Write the records below out again exactly as given, with no images.

(Records from a collection)
------------------------------------------------------------
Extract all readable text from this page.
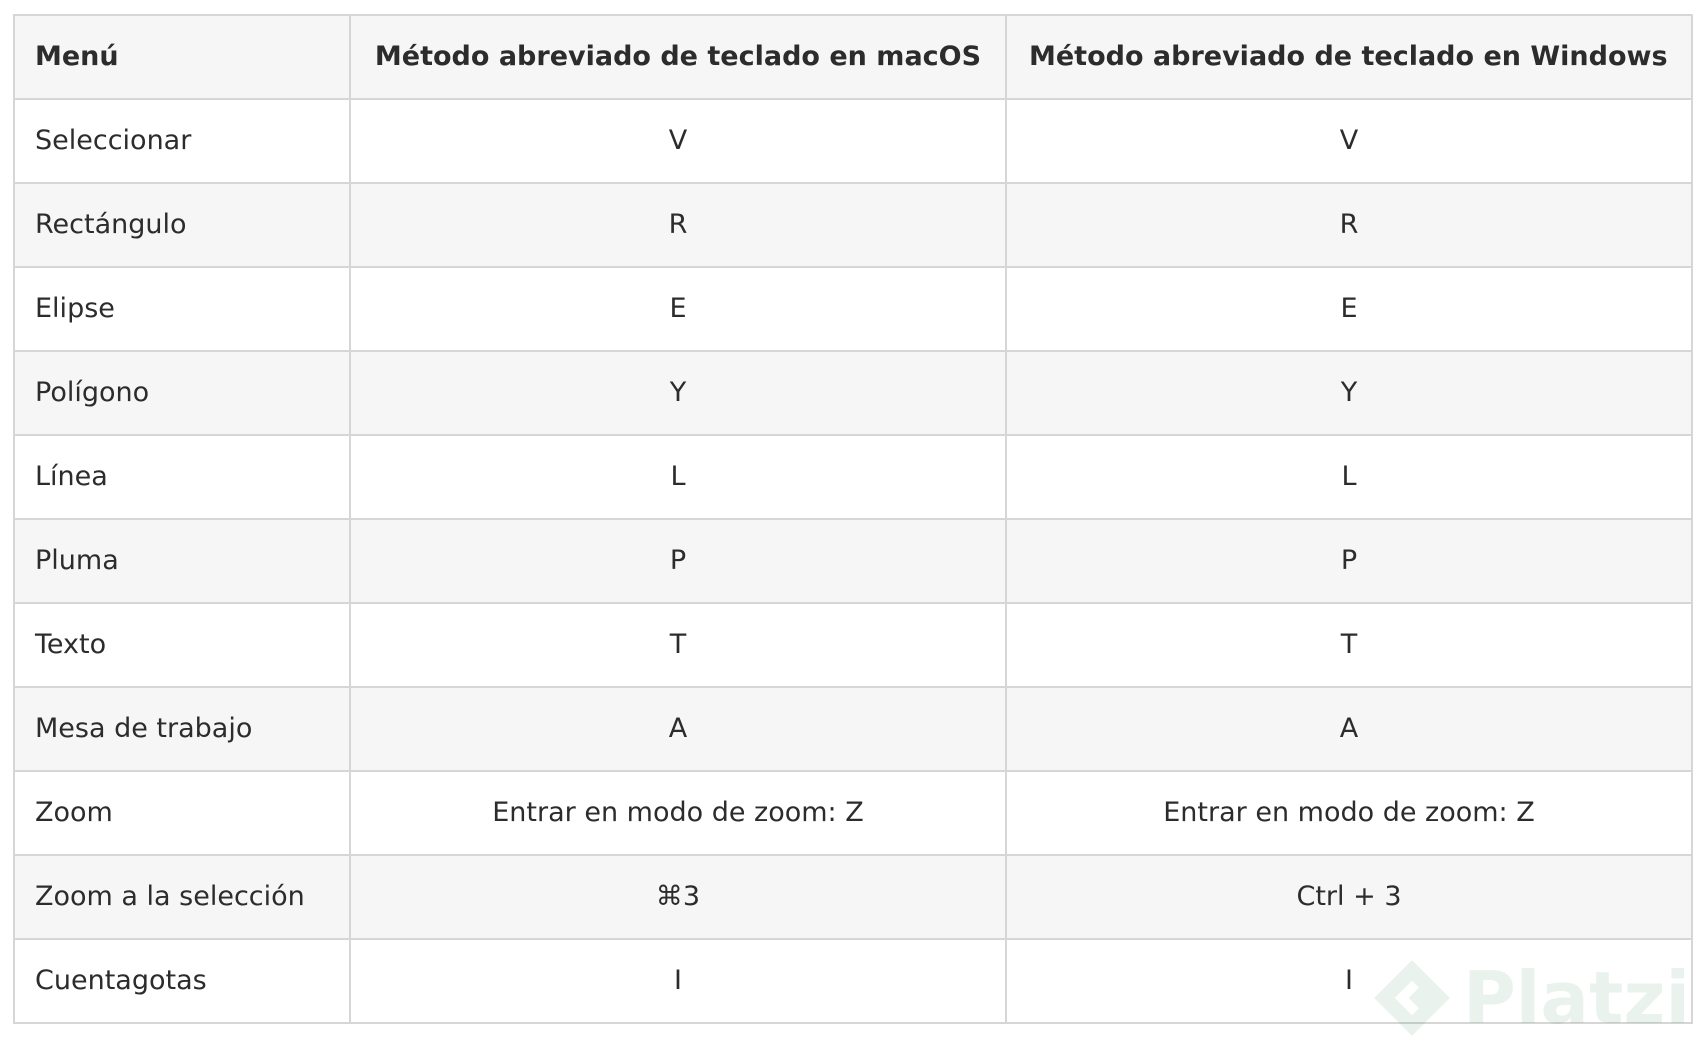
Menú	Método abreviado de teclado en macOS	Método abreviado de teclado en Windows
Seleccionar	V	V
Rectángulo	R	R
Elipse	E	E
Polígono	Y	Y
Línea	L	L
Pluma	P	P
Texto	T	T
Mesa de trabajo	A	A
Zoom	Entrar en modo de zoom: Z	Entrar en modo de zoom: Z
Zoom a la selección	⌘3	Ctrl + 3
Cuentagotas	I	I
------------------------------------------------------------
# TASK SOLUTION
Extract all readable text from this page.
Menú	Método abreviado de teclado en macOS	Método abreviado de teclado en Windows
Seleccionar	V	V
Rectángulo	R	R
Elipse	E	E
Polígono	Y	Y
Línea	L	L
Pluma	P	P
Texto	T	T
Mesa de trabajo	A	A
Zoom	Entrar en modo de zoom: Z	Entrar en modo de zoom: Z
Zoom a la selección	⌘3	Ctrl + 3
Cuentagotas	I	I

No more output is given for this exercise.